** begin Materials provided **

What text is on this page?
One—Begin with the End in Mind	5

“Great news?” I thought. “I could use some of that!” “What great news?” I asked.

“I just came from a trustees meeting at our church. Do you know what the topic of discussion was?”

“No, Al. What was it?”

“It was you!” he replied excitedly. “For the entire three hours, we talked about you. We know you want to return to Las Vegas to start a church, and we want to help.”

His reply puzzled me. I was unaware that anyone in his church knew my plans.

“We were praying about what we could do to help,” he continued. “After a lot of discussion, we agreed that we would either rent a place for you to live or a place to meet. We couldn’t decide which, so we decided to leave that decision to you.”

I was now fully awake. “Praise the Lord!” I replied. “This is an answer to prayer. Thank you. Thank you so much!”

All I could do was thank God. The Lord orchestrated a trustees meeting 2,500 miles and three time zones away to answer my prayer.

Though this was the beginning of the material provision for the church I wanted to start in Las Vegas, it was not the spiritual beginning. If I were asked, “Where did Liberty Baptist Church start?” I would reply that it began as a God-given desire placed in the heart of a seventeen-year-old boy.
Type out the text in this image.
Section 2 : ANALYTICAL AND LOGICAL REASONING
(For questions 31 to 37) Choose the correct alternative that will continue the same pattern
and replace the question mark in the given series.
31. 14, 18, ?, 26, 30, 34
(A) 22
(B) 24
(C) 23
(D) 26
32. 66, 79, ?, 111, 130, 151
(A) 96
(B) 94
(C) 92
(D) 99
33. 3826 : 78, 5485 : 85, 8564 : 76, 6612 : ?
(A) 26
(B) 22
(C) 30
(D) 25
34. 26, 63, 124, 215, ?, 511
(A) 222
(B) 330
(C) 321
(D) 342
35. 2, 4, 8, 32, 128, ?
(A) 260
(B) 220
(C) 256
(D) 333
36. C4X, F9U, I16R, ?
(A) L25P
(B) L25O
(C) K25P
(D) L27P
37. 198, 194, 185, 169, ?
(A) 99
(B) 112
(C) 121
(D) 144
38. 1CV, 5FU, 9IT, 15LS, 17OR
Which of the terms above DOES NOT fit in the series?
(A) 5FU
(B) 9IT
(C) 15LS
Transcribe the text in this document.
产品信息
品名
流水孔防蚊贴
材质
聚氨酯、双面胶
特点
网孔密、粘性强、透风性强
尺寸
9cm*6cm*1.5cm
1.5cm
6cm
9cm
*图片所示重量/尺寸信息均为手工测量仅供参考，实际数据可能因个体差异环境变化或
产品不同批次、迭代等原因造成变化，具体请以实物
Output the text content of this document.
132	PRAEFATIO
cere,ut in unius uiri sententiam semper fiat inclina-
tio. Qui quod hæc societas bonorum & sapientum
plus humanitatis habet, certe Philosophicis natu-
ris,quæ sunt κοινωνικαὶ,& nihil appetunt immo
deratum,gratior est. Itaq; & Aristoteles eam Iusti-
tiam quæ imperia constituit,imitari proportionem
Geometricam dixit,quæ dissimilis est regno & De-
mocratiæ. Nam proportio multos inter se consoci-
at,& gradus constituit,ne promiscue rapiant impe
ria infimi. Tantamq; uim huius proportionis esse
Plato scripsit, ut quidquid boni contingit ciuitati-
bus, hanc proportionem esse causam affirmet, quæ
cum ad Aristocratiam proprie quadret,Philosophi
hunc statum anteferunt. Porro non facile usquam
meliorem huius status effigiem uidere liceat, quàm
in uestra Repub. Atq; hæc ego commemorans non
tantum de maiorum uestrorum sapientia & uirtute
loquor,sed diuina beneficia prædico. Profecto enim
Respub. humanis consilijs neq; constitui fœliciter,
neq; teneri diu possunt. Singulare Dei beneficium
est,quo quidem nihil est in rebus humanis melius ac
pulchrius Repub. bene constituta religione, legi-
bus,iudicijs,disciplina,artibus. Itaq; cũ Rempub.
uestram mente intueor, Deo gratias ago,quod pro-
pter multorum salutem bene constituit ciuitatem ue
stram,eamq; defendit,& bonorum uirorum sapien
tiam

** end Materials provided **

| Instructions for the task |
Restate the listing above word for word.

| Solution to this problem |
What text is on this page?
One—Begin with the End in Mind	5

“Great news?” I thought. “I could use some of that!” “What great news?” I asked.

“I just came from a trustees meeting at our church. Do you know what the topic of discussion was?”

“No, Al. What was it?”

“It was you!” he replied excitedly. “For the entire three hours, we talked about you. We know you want to return to Las Vegas to start a church, and we want to help.”

His reply puzzled me. I was unaware that anyone in his church knew my plans.

“We were praying about what we could do to help,” he continued. “After a lot of discussion, we agreed that we would either rent a place for you to live or a place to meet. We couldn’t decide which, so we decided to leave that decision to you.”

I was now fully awake. “Praise the Lord!” I replied. “This is an answer to prayer. Thank you. Thank you so much!”

All I could do was thank God. The Lord orchestrated a trustees meeting 2,500 miles and three time zones away to answer my prayer.

Though this was the beginning of the material provision for the church I wanted to start in Las Vegas, it was not the spiritual beginning. If I were asked, “Where did Liberty Baptist Church start?” I would reply that it began as a God-given desire placed in the heart of a seventeen-year-old boy.
Type out the text in this image.
Section 2 : ANALYTICAL AND LOGICAL REASONING
(For questions 31 to 37) Choose the correct alternative that will continue the same pattern
and replace the question mark in the given series.
31. 14, 18, ?, 26, 30, 34
(A) 22
(B) 24
(C) 23
(D) 26
32. 66, 79, ?, 111, 130, 151
(A) 96
(B) 94
(C) 92
(D) 99
33. 3826 : 78, 5485 : 85, 8564 : 76, 6612 : ?
(A) 26
(B) 22
(C) 30
(D) 25
34. 26, 63, 124, 215, ?, 511
(A) 222
(B) 330
(C) 321
(D) 342
35. 2, 4, 8, 32, 128, ?
(A) 260
(B) 220
(C) 256
(D) 333
36. C4X, F9U, I16R, ?
(A) L25P
(B) L25O
(C) K25P
(D) L27P
37. 198, 194, 185, 169, ?
(A) 99
(B) 112
(C) 121
(D) 144
38. 1CV, 5FU, 9IT, 15LS, 17OR
Which of the terms above DOES NOT fit in the series?
(A) 5FU
(B) 9IT
(C) 15LS
Transcribe the text in this document.
产品信息
品名
流水孔防蚊贴
材质
聚氨酯、双面胶
特点
网孔密、粘性强、透风性强
尺寸
9cm*6cm*1.5cm
1.5cm
6cm
9cm
*图片所示重量/尺寸信息均为手工测量仅供参考，实际数据可能因个体差异环境变化或
产品不同批次、迭代等原因造成变化，具体请以实物
Output the text content of this document.
132	PRAEFATIO
cere,ut in unius uiri sententiam semper fiat inclina-
tio. Qui quod hæc societas bonorum & sapientum
plus humanitatis habet, certe Philosophicis natu-
ris,quæ sunt κοινωνικαὶ,& nihil appetunt immo
deratum,gratior est. Itaq; & Aristoteles eam Iusti-
tiam quæ imperia constituit,imitari proportionem
Geometricam dixit,quæ dissimilis est regno & De-
mocratiæ. Nam proportio multos inter se consoci-
at,& gradus constituit,ne promiscue rapiant impe
ria infimi. Tantamq; uim huius proportionis esse
Plato scripsit, ut quidquid boni contingit ciuitati-
bus, hanc proportionem esse causam affirmet, quæ
cum ad Aristocratiam proprie quadret,Philosophi
hunc statum anteferunt. Porro non facile usquam
meliorem huius status effigiem uidere liceat, quàm
in uestra Repub. Atq; hæc ego commemorans non
tantum de maiorum uestrorum sapientia & uirtute
loquor,sed diuina beneficia prædico. Profecto enim
Respub. humanis consilijs neq; constitui fœliciter,
neq; teneri diu possunt. Singulare Dei beneficium
est,quo quidem nihil est in rebus humanis melius ac
pulchrius Repub. bene constituta religione, legi-
bus,iudicijs,disciplina,artibus. Itaq; cũ Rempub.
uestram mente intueor, Deo gratias ago,quod pro-
pter multorum salutem bene constituit ciuitatem ue
stram,eamq; defendit,& bonorum uirorum sapien
tiam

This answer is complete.